* Given problem *
An exact copy of all the data is required, with pictures left out.

* Given data *
=-=-=-=-=

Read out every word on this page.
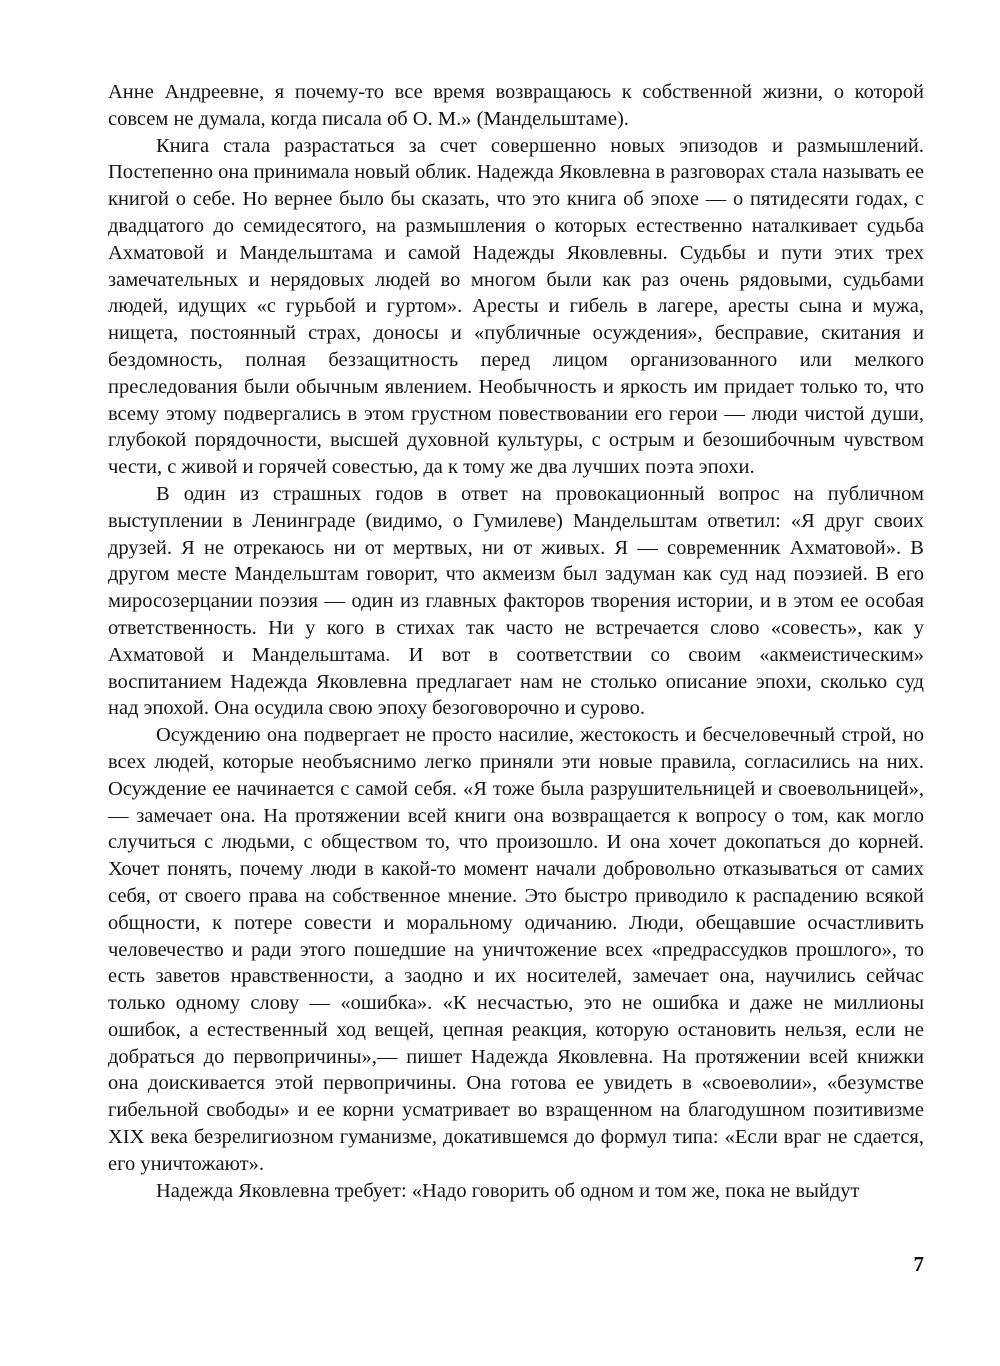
Анне Андреевне, я почему-то все время возвращаюсь к собственной жизни, о которой совсем не думала, когда писала об О. М.» (Мандельштаме).

Книга стала разрастаться за счет совершенно новых эпизодов и размышлений. Постепенно она принимала новый облик. Надежда Яковлевна в разговорах стала называть ее книгой о себе. Но вернее было бы сказать, что это книга об эпохе — о пятидесяти годах, с двадцатого до семидесятого, на размышления о которых естественно наталкивает судьба Ахматовой и Мандельштама и самой Надежды Яковлевны. Судьбы и пути этих трех замечательных и нерядовых людей во многом были как раз очень рядовыми, судьбами людей, идущих «с гурьбой и гуртом». Аресты и гибель в лагере, аресты сына и мужа, нищета, постоянный страх, доносы и «публичные осуждения», бесправие, скитания и бездомность, полная беззащитность перед лицом организованного или мелкого преследования были обычным явлением. Необычность и яркость им придает только то, что всему этому подвергались в этом грустном повествовании его герои — люди чистой души, глубокой порядочности, высшей духовной культуры, с острым и безошибочным чувством чести, с живой и горячей совестью, да к тому же два лучших поэта эпохи.

В один из страшных годов в ответ на провокационный вопрос на публичном выступлении в Ленинграде (видимо, о Гумилеве) Мандельштам ответил: «Я друг своих друзей. Я не отрекаюсь ни от мертвых, ни от живых. Я — современник Ахматовой». В другом месте Мандельштам говорит, что акмеизм был задуман как суд над поэзией. В его миросозерцании поэзия — один из главных факторов творения истории, и в этом ее особая ответственность. Ни у кого в стихах так часто не встречается слово «совесть», как у Ахматовой и Мандельштама. И вот в соответствии со своим «акмеистическим» воспитанием Надежда Яковлевна предлагает нам не столько описание эпохи, сколько суд над эпохой. Она осудила свою эпоху безоговорочно и сурово.

Осуждению она подвергает не просто насилие, жестокость и бесчеловечный строй, но всех людей, которые необъяснимо легко приняли эти новые правила, согласились на них. Осуждение ее начинается с самой себя. «Я тоже была разрушительницей и своевольницей»,— замечает она. На протяжении всей книги она возвращается к вопросу о том, как могло случиться с людьми, с обществом то, что произошло. И она хочет докопаться до корней. Хочет понять, почему люди в какой-то момент начали добровольно отказываться от самих себя, от своего права на собственное мнение. Это быстро приводило к распадению всякой общности, к потере совести и моральному одичанию. Люди, обещавшие осчастливить человечество и ради этого пошедшие на уничтожение всех «предрассудков прошлого», то есть заветов нравственности, а заодно и их носителей, замечает она, научились сейчас только одному слову — «ошибка». «К несчастью, это не ошибка и даже не миллионы ошибок, а естественный ход вещей, цепная реакция, которую остановить нельзя, если не добраться до первопричины»,— пишет Надежда Яковлевна. На протяжении всей книжки она доискивается этой первопричины. Она готова ее увидеть в «своеволии», «безумстве гибельной свободы» и ее корни усматривает во взращенном на благодушном позитивизме XIX века безрелигиозном гуманизме, докатившемся до формул типа: «Если враг не сдается, его уничтожают».

Надежда Яковлевна требует: «Надо говорить об одном и том же, пока не выйдут

7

=-=-=-=-=

* Task answer *
Read out every word on this page.
Анне Андреевне, я почему-то все время возвращаюсь к собственной жизни, о которой совсем не думала, когда писала об О. М.» (Мандельштаме).

Книга стала разрастаться за счет совершенно новых эпизодов и размышлений. Постепенно она принимала новый облик. Надежда Яковлевна в разговорах стала называть ее книгой о себе. Но вернее было бы сказать, что это книга об эпохе — о пятидесяти годах, с двадцатого до семидесятого, на размышления о которых естественно наталкивает судьба Ахматовой и Мандельштама и самой Надежды Яковлевны. Судьбы и пути этих трех замечательных и нерядовых людей во многом были как раз очень рядовыми, судьбами людей, идущих «с гурьбой и гуртом». Аресты и гибель в лагере, аресты сына и мужа, нищета, постоянный страх, доносы и «публичные осуждения», бесправие, скитания и бездомность, полная беззащитность перед лицом организованного или мелкого преследования были обычным явлением. Необычность и яркость им придает только то, что всему этому подвергались в этом грустном повествовании его герои — люди чистой души, глубокой порядочности, высшей духовной культуры, с острым и безошибочным чувством чести, с живой и горячей совестью, да к тому же два лучших поэта эпохи.

В один из страшных годов в ответ на провокационный вопрос на публичном выступлении в Ленинграде (видимо, о Гумилеве) Мандельштам ответил: «Я друг своих друзей. Я не отрекаюсь ни от мертвых, ни от живых. Я — современник Ахматовой». В другом месте Мандельштам говорит, что акмеизм был задуман как суд над поэзией. В его миросозерцании поэзия — один из главных факторов творения истории, и в этом ее особая ответственность. Ни у кого в стихах так часто не встречается слово «совесть», как у Ахматовой и Мандельштама. И вот в соответствии со своим «акмеистическим» воспитанием Надежда Яковлевна предлагает нам не столько описание эпохи, сколько суд над эпохой. Она осудила свою эпоху безоговорочно и сурово.

Осуждению она подвергает не просто насилие, жестокость и бесчеловечный строй, но всех людей, которые необъяснимо легко приняли эти новые правила, согласились на них. Осуждение ее начинается с самой себя. «Я тоже была разрушительницей и своевольницей»,— замечает она. На протяжении всей книги она возвращается к вопросу о том, как могло случиться с людьми, с обществом то, что произошло. И она хочет докопаться до корней. Хочет понять, почему люди в какой-то момент начали добровольно отказываться от самих себя, от своего права на собственное мнение. Это быстро приводило к распадению всякой общности, к потере совести и моральному одичанию. Люди, обещавшие осчастливить человечество и ради этого пошедшие на уничтожение всех «предрассудков прошлого», то есть заветов нравственности, а заодно и их носителей, замечает она, научились сейчас только одному слову — «ошибка». «К несчастью, это не ошибка и даже не миллионы ошибок, а естественный ход вещей, цепная реакция, которую остановить нельзя, если не добраться до первопричины»,— пишет Надежда Яковлевна. На протяжении всей книжки она доискивается этой первопричины. Она готова ее увидеть в «своеволии», «безумстве гибельной свободы» и ее корни усматривает во взращенном на благодушном позитивизме XIX века безрелигиозном гуманизме, докатившемся до формул типа: «Если враг не сдается, его уничтожают».

Надежда Яковлевна требует: «Надо говорить об одном и том же, пока не выйдут

7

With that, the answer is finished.